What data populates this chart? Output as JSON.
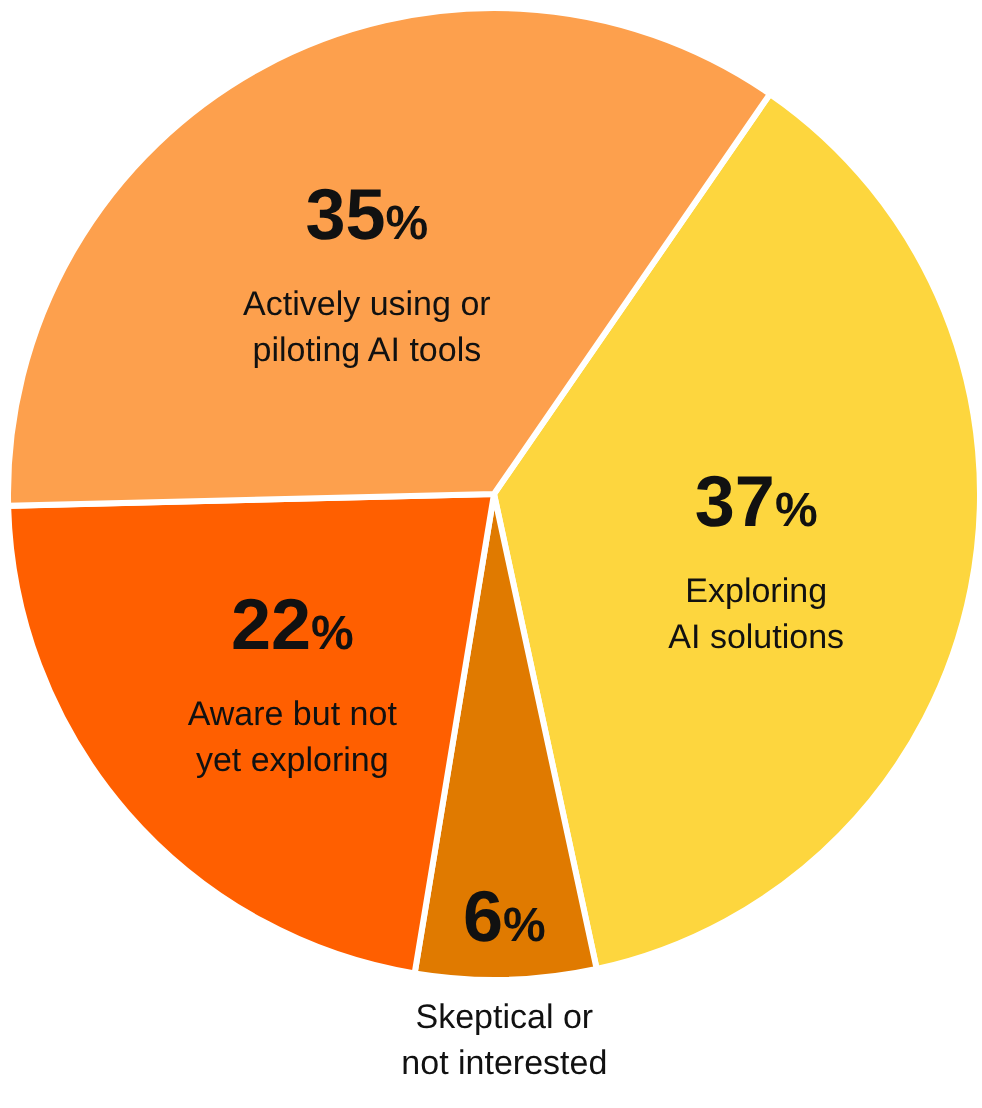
{
  "chart_data": {
    "type": "pie",
    "categories": [
      "Exploring\nAI solutions",
      "Skeptical or\nnot interested",
      "Aware but not\nyet exploring",
      "Actively using or\npiloting AI tools"
    ],
    "values": [
      37,
      6,
      22,
      35
    ],
    "value_labels": [
      "37%",
      "6%",
      "22%",
      "35%"
    ],
    "colors": [
      "#fdd63e",
      "#e07a00",
      "#ff5f00",
      "#fda04d"
    ]
  }
}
═══
*WORK INSTRUCTIONS:* Pictures are to be left out; the records above must be repeated word for word.

*EXERCISE RESPONSE:*
What data populates this chart? Output as JSON.
{
  "chart_data": {
    "type": "pie",
    "categories": [
      "Exploring\nAI solutions",
      "Skeptical or\nnot interested",
      "Aware but not\nyet exploring",
      "Actively using or\npiloting AI tools"
    ],
    "values": [
      37,
      6,
      22,
      35
    ],
    "value_labels": [
      "37%",
      "6%",
      "22%",
      "35%"
    ],
    "colors": [
      "#fdd63e",
      "#e07a00",
      "#ff5f00",
      "#fda04d"
    ]
  }
}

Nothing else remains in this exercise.